- What is being asked: Report every line from the material that contains the word "text".

- Recorded information:
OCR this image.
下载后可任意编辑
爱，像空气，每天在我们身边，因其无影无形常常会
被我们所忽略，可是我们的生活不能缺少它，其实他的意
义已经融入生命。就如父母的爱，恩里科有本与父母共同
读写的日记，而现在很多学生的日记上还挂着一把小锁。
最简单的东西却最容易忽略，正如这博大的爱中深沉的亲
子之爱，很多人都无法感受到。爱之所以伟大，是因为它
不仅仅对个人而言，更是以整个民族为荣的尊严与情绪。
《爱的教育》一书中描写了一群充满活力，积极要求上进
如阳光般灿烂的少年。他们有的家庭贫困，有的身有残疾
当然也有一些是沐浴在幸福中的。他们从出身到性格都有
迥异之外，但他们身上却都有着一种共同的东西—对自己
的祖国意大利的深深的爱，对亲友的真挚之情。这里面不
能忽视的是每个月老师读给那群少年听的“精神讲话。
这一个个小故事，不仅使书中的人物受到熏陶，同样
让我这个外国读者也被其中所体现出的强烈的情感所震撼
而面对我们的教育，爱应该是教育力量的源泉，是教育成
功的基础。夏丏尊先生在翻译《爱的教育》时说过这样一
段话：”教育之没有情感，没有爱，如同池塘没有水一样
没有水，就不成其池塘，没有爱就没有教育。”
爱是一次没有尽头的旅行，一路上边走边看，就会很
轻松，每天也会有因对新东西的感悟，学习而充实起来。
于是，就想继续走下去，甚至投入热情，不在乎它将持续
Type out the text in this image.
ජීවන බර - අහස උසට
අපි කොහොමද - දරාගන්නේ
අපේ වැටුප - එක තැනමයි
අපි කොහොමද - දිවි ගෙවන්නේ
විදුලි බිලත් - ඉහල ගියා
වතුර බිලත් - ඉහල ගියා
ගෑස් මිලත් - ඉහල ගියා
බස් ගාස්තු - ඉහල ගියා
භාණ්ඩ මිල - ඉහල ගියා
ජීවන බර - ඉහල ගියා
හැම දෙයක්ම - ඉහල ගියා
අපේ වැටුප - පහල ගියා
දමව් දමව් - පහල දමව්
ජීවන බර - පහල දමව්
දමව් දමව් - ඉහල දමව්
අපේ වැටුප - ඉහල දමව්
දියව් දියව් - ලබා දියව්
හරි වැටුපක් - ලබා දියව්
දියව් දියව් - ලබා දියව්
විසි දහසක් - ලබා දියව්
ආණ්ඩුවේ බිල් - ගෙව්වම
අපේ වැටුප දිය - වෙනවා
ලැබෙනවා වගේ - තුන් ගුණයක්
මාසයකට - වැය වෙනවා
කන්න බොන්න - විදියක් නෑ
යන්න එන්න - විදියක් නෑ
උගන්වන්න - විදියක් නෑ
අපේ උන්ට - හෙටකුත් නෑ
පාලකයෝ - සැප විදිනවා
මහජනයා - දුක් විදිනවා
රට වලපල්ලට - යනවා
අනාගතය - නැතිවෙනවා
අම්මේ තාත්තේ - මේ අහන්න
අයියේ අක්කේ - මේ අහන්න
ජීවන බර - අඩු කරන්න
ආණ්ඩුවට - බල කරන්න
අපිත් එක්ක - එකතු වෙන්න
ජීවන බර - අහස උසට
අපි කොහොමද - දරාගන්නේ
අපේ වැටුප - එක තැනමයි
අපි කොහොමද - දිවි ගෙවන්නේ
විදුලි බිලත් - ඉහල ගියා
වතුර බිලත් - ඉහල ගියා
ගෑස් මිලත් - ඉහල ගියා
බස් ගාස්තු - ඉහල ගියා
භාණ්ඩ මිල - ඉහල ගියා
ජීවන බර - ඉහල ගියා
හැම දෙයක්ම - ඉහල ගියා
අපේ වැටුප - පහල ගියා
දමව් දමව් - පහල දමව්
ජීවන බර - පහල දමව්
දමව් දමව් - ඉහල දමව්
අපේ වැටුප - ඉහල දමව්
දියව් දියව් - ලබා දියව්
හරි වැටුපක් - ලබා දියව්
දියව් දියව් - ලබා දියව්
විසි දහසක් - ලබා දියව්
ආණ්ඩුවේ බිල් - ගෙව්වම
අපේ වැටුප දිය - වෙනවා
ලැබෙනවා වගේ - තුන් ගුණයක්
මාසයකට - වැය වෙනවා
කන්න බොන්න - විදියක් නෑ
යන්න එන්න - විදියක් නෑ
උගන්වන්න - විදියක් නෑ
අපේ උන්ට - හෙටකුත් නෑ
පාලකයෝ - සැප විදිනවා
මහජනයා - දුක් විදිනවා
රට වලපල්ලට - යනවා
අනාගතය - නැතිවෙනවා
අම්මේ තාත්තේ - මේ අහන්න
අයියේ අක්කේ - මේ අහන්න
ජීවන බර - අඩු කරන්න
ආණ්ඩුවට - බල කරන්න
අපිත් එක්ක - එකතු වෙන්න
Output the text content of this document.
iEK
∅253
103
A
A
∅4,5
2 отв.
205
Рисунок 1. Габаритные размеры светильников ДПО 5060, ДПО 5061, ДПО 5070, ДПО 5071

- Answer to this task:
Type out the text in this image.
Output the text content of this document.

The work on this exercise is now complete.